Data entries
================
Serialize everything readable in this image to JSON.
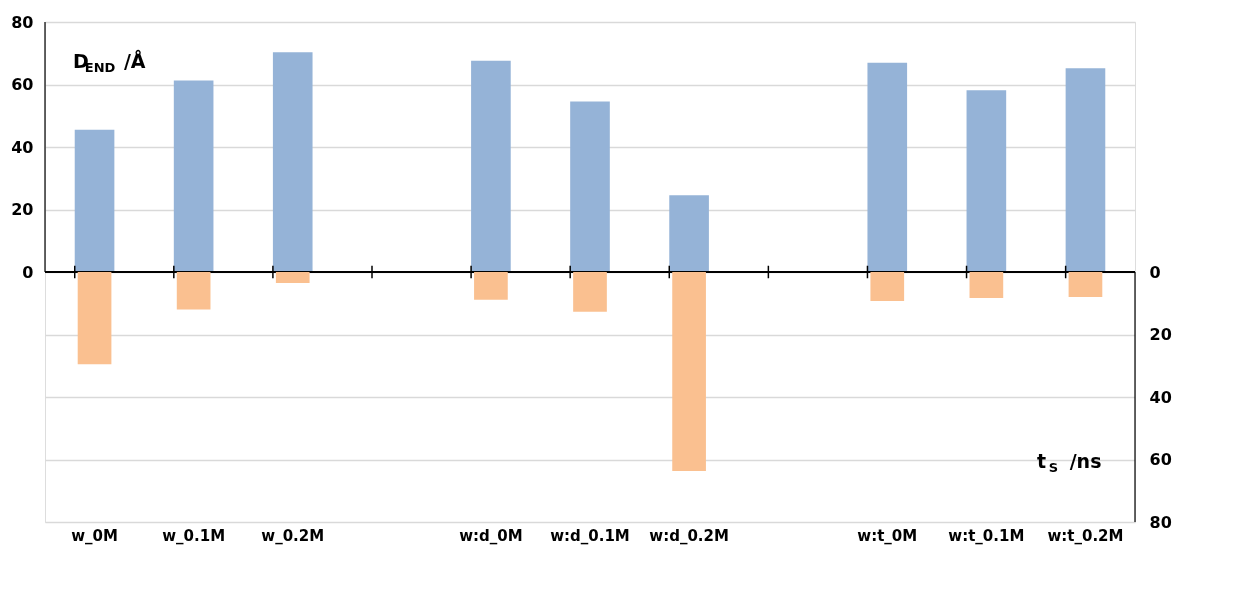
{
  "chart_data": {
    "type": "bar",
    "categories": [
      "w_0M",
      "w_0.1M",
      "w_0.2M",
      null,
      "w:d_0M",
      "w:d_0.1M",
      "w:d_0.2M",
      null,
      "w:t_0M",
      "w:t_0.1M",
      "w:t_0.2M"
    ],
    "series": [
      {
        "color": "#95b3d7",
        "values": [
          45.5,
          61.3,
          70.3,
          null,
          67.6,
          54.6,
          24.6,
          null,
          67.0,
          58.2,
          65.2
        ]
      },
      {
        "color": "#fac090",
        "axis": "y2",
        "values": [
          29.5,
          12.0,
          3.5,
          null,
          8.9,
          12.7,
          63.7,
          null,
          9.3,
          8.3,
          8.0
        ]
      }
    ],
    "ylabel": "D$_{END}$ /Å",
    "y2label": "t$_{S}$ /ns",
    "ylim": [
      -80,
      80
    ],
    "yticks": [
      {
        "value": -80,
        "label": null
      },
      {
        "value": -60,
        "label": null
      },
      {
        "value": -40,
        "label": null
      },
      {
        "value": -20,
        "label": null
      },
      0,
      20,
      40,
      60,
      80
    ],
    "y2lim": [
      80,
      -80
    ],
    "y2ticks": [
      0,
      20,
      40,
      60,
      80
    ],
    "grid": "y"
  }
}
================
● **Given problem**: Omit every picture, then repeat the remaining data exactly as it appears above.

● **Task answer**:
Serialize everything readable in this image to JSON.
{
  "chart_data": {
    "type": "bar",
    "categories": [
      "w_0M",
      "w_0.1M",
      "w_0.2M",
      null,
      "w:d_0M",
      "w:d_0.1M",
      "w:d_0.2M",
      null,
      "w:t_0M",
      "w:t_0.1M",
      "w:t_0.2M"
    ],
    "series": [
      {
        "color": "#95b3d7",
        "values": [
          45.5,
          61.3,
          70.3,
          null,
          67.6,
          54.6,
          24.6,
          null,
          67.0,
          58.2,
          65.2
        ]
      },
      {
        "color": "#fac090",
        "axis": "y2",
        "values": [
          29.5,
          12.0,
          3.5,
          null,
          8.9,
          12.7,
          63.7,
          null,
          9.3,
          8.3,
          8.0
        ]
      }
    ],
    "ylabel": "D$_{END}$ /Å",
    "y2label": "t$_{S}$ /ns",
    "ylim": [
      -80,
      80
    ],
    "yticks": [
      {
        "value": -80,
        "label": null
      },
      {
        "value": -60,
        "label": null
      },
      {
        "value": -40,
        "label": null
      },
      {
        "value": -20,
        "label": null
      },
      0,
      20,
      40,
      60,
      80
    ],
    "y2lim": [
      80,
      -80
    ],
    "y2ticks": [
      0,
      20,
      40,
      60,
      80
    ],
    "grid": "y"
  }
}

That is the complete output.